_YOUR TASK_
For the listing underneath, give the count of lines containing the string "orqali" and nothing further.
════════════════════
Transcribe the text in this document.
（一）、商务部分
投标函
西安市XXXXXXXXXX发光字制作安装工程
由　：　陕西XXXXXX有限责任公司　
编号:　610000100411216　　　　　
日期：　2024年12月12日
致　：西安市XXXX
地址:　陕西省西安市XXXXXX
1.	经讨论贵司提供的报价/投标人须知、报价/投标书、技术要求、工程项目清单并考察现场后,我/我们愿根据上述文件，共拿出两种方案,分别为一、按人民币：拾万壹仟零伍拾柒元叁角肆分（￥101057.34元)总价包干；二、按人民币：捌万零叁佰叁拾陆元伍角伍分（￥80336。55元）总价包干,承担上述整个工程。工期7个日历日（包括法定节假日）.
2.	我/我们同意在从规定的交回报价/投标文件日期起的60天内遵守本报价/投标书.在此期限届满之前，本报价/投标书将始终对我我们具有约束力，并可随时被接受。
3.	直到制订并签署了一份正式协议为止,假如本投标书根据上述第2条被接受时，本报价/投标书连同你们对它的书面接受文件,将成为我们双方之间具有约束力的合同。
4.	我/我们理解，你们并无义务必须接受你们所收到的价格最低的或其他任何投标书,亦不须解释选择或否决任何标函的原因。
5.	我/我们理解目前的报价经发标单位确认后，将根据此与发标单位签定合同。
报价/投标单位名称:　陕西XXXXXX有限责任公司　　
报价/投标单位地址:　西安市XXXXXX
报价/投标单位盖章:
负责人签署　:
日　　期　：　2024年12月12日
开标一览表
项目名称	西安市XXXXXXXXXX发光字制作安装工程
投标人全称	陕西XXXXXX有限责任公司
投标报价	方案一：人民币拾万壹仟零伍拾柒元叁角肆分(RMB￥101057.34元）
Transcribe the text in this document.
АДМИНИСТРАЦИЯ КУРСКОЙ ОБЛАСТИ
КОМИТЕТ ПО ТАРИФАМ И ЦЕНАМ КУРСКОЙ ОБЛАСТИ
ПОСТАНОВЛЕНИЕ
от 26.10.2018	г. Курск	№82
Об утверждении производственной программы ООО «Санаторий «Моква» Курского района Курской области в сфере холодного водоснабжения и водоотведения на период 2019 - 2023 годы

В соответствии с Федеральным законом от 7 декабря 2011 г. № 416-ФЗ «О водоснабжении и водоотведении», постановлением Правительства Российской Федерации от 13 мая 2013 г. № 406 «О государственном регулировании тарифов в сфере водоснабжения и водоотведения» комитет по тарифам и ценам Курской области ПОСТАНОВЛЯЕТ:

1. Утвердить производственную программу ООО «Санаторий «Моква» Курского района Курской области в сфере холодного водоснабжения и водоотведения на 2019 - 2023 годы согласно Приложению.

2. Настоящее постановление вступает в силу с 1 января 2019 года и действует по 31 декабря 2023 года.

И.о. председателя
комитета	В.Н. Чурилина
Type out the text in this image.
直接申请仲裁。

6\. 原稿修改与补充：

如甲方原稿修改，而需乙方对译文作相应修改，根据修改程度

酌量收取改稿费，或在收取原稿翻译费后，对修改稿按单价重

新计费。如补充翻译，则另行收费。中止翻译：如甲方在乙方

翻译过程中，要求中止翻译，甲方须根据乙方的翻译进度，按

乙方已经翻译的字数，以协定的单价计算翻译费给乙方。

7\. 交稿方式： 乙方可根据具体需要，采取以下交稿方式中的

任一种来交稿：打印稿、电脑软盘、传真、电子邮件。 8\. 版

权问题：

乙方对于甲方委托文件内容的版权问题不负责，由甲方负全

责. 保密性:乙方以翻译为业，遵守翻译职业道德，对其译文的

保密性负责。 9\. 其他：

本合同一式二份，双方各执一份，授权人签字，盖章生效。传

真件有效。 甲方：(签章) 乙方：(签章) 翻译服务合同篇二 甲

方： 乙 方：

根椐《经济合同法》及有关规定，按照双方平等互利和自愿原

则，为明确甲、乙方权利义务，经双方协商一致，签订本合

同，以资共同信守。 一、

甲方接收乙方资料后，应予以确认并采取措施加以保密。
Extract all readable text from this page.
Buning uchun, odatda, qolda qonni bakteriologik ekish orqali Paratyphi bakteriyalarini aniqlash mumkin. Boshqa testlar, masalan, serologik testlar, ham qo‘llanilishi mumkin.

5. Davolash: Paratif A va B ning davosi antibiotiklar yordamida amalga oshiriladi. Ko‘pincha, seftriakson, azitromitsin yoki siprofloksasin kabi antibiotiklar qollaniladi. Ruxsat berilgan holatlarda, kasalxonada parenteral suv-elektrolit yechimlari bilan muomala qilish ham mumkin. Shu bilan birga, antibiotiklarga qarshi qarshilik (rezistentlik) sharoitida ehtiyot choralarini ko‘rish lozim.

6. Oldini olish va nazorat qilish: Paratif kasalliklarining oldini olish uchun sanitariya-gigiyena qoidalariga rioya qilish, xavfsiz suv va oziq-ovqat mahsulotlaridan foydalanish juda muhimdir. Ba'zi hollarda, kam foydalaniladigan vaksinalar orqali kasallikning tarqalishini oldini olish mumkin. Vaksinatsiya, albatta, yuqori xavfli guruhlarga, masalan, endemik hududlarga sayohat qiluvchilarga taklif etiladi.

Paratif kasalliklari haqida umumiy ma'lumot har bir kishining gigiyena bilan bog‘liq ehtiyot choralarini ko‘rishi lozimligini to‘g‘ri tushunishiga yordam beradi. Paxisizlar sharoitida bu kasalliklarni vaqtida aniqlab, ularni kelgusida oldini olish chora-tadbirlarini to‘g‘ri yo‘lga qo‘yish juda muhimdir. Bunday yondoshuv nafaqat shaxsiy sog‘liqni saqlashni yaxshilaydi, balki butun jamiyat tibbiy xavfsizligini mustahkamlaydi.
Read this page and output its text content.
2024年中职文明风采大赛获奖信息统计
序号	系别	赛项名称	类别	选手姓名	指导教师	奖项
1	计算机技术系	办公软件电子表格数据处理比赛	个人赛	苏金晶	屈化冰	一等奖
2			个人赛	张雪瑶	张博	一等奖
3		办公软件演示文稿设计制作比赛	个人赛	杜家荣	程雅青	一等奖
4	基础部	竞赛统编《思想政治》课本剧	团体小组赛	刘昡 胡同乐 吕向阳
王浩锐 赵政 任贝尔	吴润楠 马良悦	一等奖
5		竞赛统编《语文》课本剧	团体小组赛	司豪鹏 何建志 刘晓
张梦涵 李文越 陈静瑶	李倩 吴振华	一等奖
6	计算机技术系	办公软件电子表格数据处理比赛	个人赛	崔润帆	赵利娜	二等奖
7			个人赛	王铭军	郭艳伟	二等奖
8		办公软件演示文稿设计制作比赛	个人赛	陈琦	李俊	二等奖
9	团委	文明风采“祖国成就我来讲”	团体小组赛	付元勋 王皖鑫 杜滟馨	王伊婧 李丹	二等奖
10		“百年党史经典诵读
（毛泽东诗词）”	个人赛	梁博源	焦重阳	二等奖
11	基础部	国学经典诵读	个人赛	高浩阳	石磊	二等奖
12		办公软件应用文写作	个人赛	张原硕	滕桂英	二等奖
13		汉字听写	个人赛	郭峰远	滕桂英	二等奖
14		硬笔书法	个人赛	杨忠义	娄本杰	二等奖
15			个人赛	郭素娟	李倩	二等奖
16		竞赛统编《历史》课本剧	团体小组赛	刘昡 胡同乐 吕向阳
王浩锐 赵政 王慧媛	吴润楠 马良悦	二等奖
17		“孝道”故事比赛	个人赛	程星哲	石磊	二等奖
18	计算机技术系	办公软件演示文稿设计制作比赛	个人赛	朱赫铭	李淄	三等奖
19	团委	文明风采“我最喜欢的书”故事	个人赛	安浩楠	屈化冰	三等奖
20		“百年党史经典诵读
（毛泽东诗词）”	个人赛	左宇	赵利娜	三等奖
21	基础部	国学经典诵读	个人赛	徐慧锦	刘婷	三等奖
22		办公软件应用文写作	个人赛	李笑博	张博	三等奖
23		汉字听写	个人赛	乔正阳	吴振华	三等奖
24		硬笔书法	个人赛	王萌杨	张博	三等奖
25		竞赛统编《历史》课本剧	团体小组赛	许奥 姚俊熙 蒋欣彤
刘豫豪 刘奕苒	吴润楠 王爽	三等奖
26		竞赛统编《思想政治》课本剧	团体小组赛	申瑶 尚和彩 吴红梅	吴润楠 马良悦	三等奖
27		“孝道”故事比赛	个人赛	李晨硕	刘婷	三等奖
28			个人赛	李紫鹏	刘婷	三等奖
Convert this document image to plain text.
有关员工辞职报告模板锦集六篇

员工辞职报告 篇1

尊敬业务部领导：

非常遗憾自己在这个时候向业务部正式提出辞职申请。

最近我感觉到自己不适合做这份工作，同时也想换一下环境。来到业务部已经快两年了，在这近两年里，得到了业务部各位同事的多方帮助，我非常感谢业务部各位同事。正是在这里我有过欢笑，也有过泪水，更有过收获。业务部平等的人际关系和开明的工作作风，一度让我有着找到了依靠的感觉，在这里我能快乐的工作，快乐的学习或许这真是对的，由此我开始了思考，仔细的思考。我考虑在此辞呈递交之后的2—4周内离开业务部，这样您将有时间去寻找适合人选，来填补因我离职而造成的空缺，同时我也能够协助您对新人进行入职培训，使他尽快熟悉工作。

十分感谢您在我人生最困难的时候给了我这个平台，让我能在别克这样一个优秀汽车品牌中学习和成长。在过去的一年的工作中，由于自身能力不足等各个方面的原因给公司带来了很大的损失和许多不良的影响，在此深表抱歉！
════════════════════
_FINAL ANSWER_
2